>> start Data to use

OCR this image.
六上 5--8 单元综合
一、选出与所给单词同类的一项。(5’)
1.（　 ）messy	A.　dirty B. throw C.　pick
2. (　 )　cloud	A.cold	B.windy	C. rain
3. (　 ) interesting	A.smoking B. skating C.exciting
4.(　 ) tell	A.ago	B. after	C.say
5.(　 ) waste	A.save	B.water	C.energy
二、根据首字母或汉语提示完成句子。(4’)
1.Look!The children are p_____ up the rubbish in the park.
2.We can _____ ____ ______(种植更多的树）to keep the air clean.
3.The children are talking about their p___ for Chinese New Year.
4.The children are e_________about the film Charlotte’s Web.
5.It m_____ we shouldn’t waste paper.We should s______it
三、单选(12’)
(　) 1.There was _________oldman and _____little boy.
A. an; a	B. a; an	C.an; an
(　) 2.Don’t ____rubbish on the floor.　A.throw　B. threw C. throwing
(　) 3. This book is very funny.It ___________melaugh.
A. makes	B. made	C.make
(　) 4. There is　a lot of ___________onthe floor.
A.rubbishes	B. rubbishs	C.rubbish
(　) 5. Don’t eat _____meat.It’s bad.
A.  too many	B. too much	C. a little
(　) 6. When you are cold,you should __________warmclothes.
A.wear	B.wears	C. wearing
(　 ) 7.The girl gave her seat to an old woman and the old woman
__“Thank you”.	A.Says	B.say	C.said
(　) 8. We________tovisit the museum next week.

>> end Data to use

## Set exercise
All of the records must be repeated exactly.

## Full answer
OCR this image.
六上 5--8 单元综合
一、选出与所给单词同类的一项。(5’)
1.（　 ）messy	A.　dirty B. throw C.　pick
2. (　 )　cloud	A.cold	B.windy	C. rain
3. (　 ) interesting	A.smoking B. skating C.exciting
4.(　 ) tell	A.ago	B. after	C.say
5.(　 ) waste	A.save	B.water	C.energy
二、根据首字母或汉语提示完成句子。(4’)
1.Look!The children are p_____ up the rubbish in the park.
2.We can _____ ____ ______(种植更多的树）to keep the air clean.
3.The children are talking about their p___ for Chinese New Year.
4.The children are e_________about the film Charlotte’s Web.
5.It m_____ we shouldn’t waste paper.We should s______it
三、单选(12’)
(　) 1.There was _________oldman and _____little boy.
A. an; a	B. a; an	C.an; an
(　) 2.Don’t ____rubbish on the floor.　A.throw　B. threw C. throwing
(　) 3. This book is very funny.It ___________melaugh.
A. makes	B. made	C.make
(　) 4. There is　a lot of ___________onthe floor.
A.rubbishes	B. rubbishs	C.rubbish
(　) 5. Don’t eat _____meat.It’s bad.
A.  too many	B. too much	C. a little
(　) 6. When you are cold,you should __________warmclothes.
A.wear	B.wears	C. wearing
(　 ) 7.The girl gave her seat to an old woman and the old woman
__“Thank you”.	A.Says	B.say	C.said
(　) 8. We________tovisit the museum next week.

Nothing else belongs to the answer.